*Exercise*
Copy the entries below exactly. Images do not belong in the copy.

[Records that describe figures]
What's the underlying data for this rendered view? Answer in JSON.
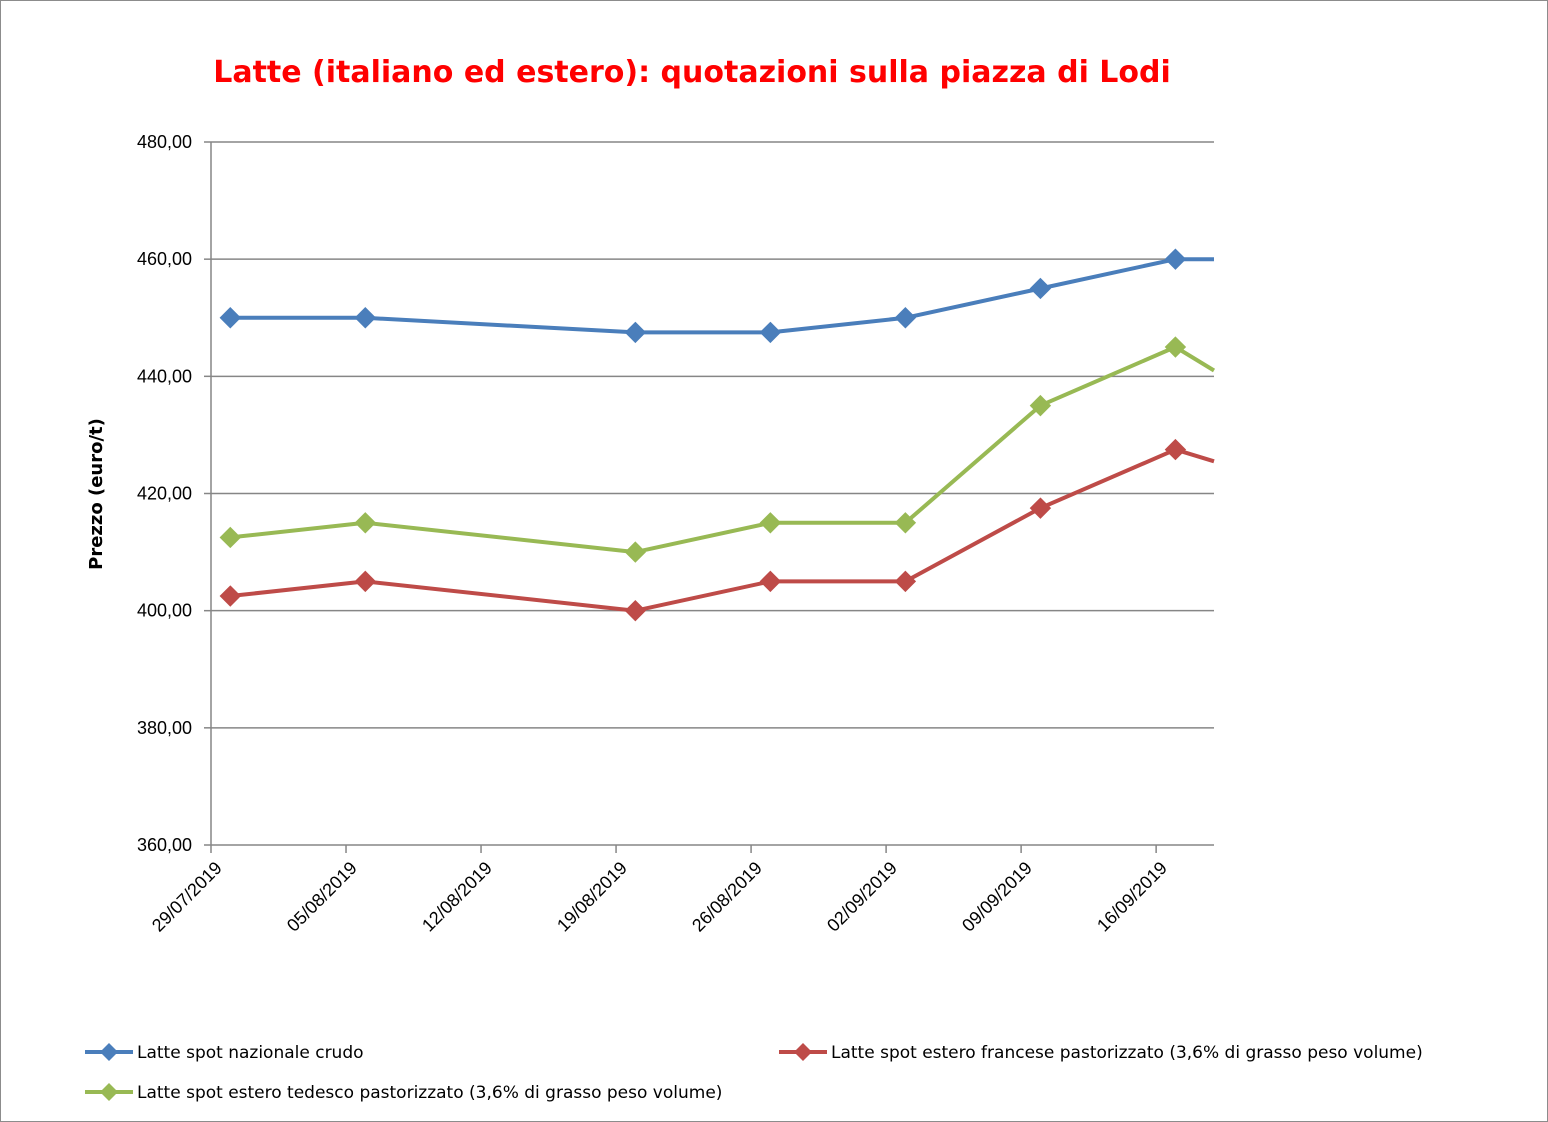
{
  "chart_data": {
    "type": "line",
    "title": "Latte (italiano ed estero): quotazioni sulla piazza di Lodi",
    "title_color": "#ff0000",
    "ylabel": "Prezzo (euro/t)",
    "xlabel": "",
    "ylim": [
      360,
      480
    ],
    "y_ticks": [
      "360,00",
      "380,00",
      "400,00",
      "420,00",
      "440,00",
      "460,00",
      "480,00"
    ],
    "x_tick_labels": [
      "29/07/2019",
      "05/08/2019",
      "12/08/2019",
      "19/08/2019",
      "26/08/2019",
      "02/09/2019",
      "09/09/2019",
      "16/09/2019"
    ],
    "x_range": [
      "2019-07-29",
      "2019-09-19"
    ],
    "grid": "horizontal",
    "legend_position": "bottom",
    "series": [
      {
        "name": "Latte spot nazionale crudo",
        "color": "#4a7ebb",
        "points": [
          {
            "x": "2019-07-30",
            "y": 450
          },
          {
            "x": "2019-08-06",
            "y": 450
          },
          {
            "x": "2019-08-20",
            "y": 447.5
          },
          {
            "x": "2019-08-27",
            "y": 447.5
          },
          {
            "x": "2019-09-03",
            "y": 450
          },
          {
            "x": "2019-09-10",
            "y": 455
          },
          {
            "x": "2019-09-17",
            "y": 460
          }
        ],
        "continues_to": {
          "x": "2019-09-19",
          "y": 460
        }
      },
      {
        "name": "Latte spot estero francese pastorizzato (3,6% di grasso peso volume)",
        "color": "#be4b48",
        "points": [
          {
            "x": "2019-07-30",
            "y": 402.5
          },
          {
            "x": "2019-08-06",
            "y": 405
          },
          {
            "x": "2019-08-20",
            "y": 400
          },
          {
            "x": "2019-08-27",
            "y": 405
          },
          {
            "x": "2019-09-03",
            "y": 405
          },
          {
            "x": "2019-09-10",
            "y": 417.5
          },
          {
            "x": "2019-09-17",
            "y": 427.5
          }
        ],
        "continues_to": {
          "x": "2019-09-19",
          "y": 425.5
        }
      },
      {
        "name": "Latte spot estero tedesco pastorizzato (3,6% di grasso peso volume)",
        "color": "#98b954",
        "points": [
          {
            "x": "2019-07-30",
            "y": 412.5
          },
          {
            "x": "2019-08-06",
            "y": 415
          },
          {
            "x": "2019-08-20",
            "y": 410
          },
          {
            "x": "2019-08-27",
            "y": 415
          },
          {
            "x": "2019-09-03",
            "y": 415
          },
          {
            "x": "2019-09-10",
            "y": 435
          },
          {
            "x": "2019-09-17",
            "y": 445
          }
        ],
        "continues_to": {
          "x": "2019-09-19",
          "y": 441
        }
      }
    ]
  }
}
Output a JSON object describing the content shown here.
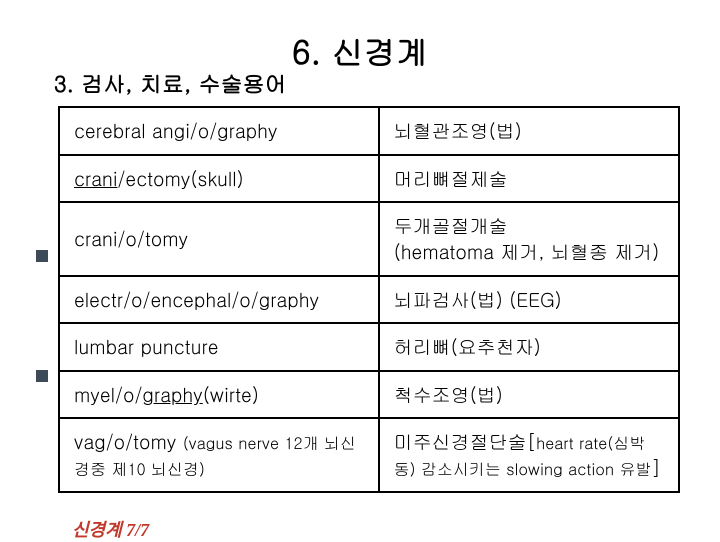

*Written solution*
What's the underlying data for this rendered view? Answer in JSON.
{
  "chart_data": {
    "type": "line",
    "title": "Latte (italiano ed estero): quotazioni sulla piazza di Lodi",
    "title_color": "#ff0000",
    "ylabel": "Prezzo (euro/t)",
    "xlabel": "",
    "ylim": [
      360,
      480
    ],
    "y_ticks": [
      "360,00",
      "380,00",
      "400,00",
      "420,00",
      "440,00",
      "460,00",
      "480,00"
    ],
    "x_tick_labels": [
      "29/07/2019",
      "05/08/2019",
      "12/08/2019",
      "19/08/2019",
      "26/08/2019",
      "02/09/2019",
      "09/09/2019",
      "16/09/2019"
    ],
    "x_range": [
      "2019-07-29",
      "2019-09-19"
    ],
    "grid": "horizontal",
    "legend_position": "bottom",
    "series": [
      {
        "name": "Latte spot nazionale crudo",
        "color": "#4a7ebb",
        "points": [
          {
            "x": "2019-07-30",
            "y": 450
          },
          {
            "x": "2019-08-06",
            "y": 450
          },
          {
            "x": "2019-08-20",
            "y": 447.5
          },
          {
            "x": "2019-08-27",
            "y": 447.5
          },
          {
            "x": "2019-09-03",
            "y": 450
          },
          {
            "x": "2019-09-10",
            "y": 455
          },
          {
            "x": "2019-09-17",
            "y": 460
          }
        ],
        "continues_to": {
          "x": "2019-09-19",
          "y": 460
        }
      },
      {
        "name": "Latte spot estero francese pastorizzato (3,6% di grasso peso volume)",
        "color": "#be4b48",
        "points": [
          {
            "x": "2019-07-30",
            "y": 402.5
          },
          {
            "x": "2019-08-06",
            "y": 405
          },
          {
            "x": "2019-08-20",
            "y": 400
          },
          {
            "x": "2019-08-27",
            "y": 405
          },
          {
            "x": "2019-09-03",
            "y": 405
          },
          {
            "x": "2019-09-10",
            "y": 417.5
          },
          {
            "x": "2019-09-17",
            "y": 427.5
          }
        ],
        "continues_to": {
          "x": "2019-09-19",
          "y": 425.5
        }
      },
      {
        "name": "Latte spot estero tedesco pastorizzato (3,6% di grasso peso volume)",
        "color": "#98b954",
        "points": [
          {
            "x": "2019-07-30",
            "y": 412.5
          },
          {
            "x": "2019-08-06",
            "y": 415
          },
          {
            "x": "2019-08-20",
            "y": 410
          },
          {
            "x": "2019-08-27",
            "y": 415
          },
          {
            "x": "2019-09-03",
            "y": 415
          },
          {
            "x": "2019-09-10",
            "y": 435
          },
          {
            "x": "2019-09-17",
            "y": 445
          }
        ],
        "continues_to": {
          "x": "2019-09-19",
          "y": 441
        }
      }
    ]
  }
}
Output a JSON object describing the content shown here.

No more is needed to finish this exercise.